- [TASK TO CARRY OUT] Leave out every picture, and output exactly the lines from the line containing "Read all visible" through the last line of the data.

- [DATA SHOWN]
________________________________________

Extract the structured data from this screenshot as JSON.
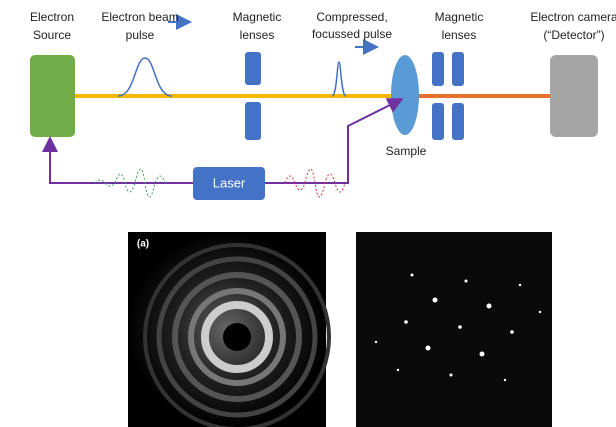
{
  "labels": {
    "source": [
      "Electron",
      "Source"
    ],
    "beam_pulse": [
      "Electron beam",
      "pulse"
    ],
    "lenses_1": [
      "Magnetic",
      "lenses"
    ],
    "compressed": [
      "Compressed,",
      "focussed pulse"
    ],
    "lenses_2": [
      "Magnetic",
      "lenses"
    ],
    "detector": [
      "Electron camera",
      "(“Detector”)"
    ],
    "sample": "Sample",
    "laser": "Laser",
    "panel_a": "(a)"
  }
}
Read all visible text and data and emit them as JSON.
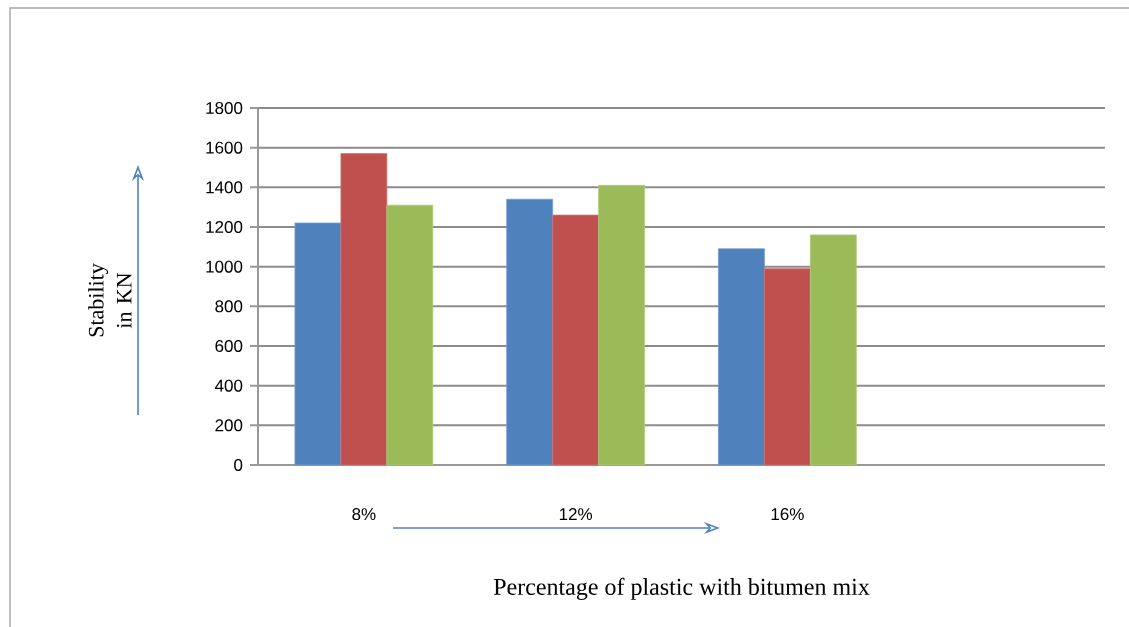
{
  "chart_data": {
    "type": "bar",
    "xlabel": "Percentage of plastic with bitumen mix",
    "ylabel": "Stability in KN",
    "categories": [
      "8%",
      "12%",
      "16%",
      null
    ],
    "series": [
      {
        "color": "#4f81bd",
        "values": [
          1220,
          1340,
          1090,
          null
        ]
      },
      {
        "color": "#c0504d",
        "values": [
          1570,
          1260,
          990,
          null
        ]
      },
      {
        "color": "#9bbb59",
        "values": [
          1310,
          1410,
          1160,
          null
        ]
      }
    ],
    "ylim": [
      0,
      1800
    ],
    "yticks": [
      0,
      200,
      400,
      600,
      800,
      1000,
      1200,
      1400,
      1600,
      1800
    ],
    "grid": "y"
  }
}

________________________________________

- [WRITTEN ANSWER]
Read all visible text and data and emit them as JSON.
{
  "chart_data": {
    "type": "bar",
    "xlabel": "Percentage of plastic with bitumen mix",
    "ylabel": "Stability in KN",
    "categories": [
      "8%",
      "12%",
      "16%",
      null
    ],
    "series": [
      {
        "color": "#4f81bd",
        "values": [
          1220,
          1340,
          1090,
          null
        ]
      },
      {
        "color": "#c0504d",
        "values": [
          1570,
          1260,
          990,
          null
        ]
      },
      {
        "color": "#9bbb59",
        "values": [
          1310,
          1410,
          1160,
          null
        ]
      }
    ],
    "ylim": [
      0,
      1800
    ],
    "yticks": [
      0,
      200,
      400,
      600,
      800,
      1000,
      1200,
      1400,
      1600,
      1800
    ],
    "grid": "y"
  }
}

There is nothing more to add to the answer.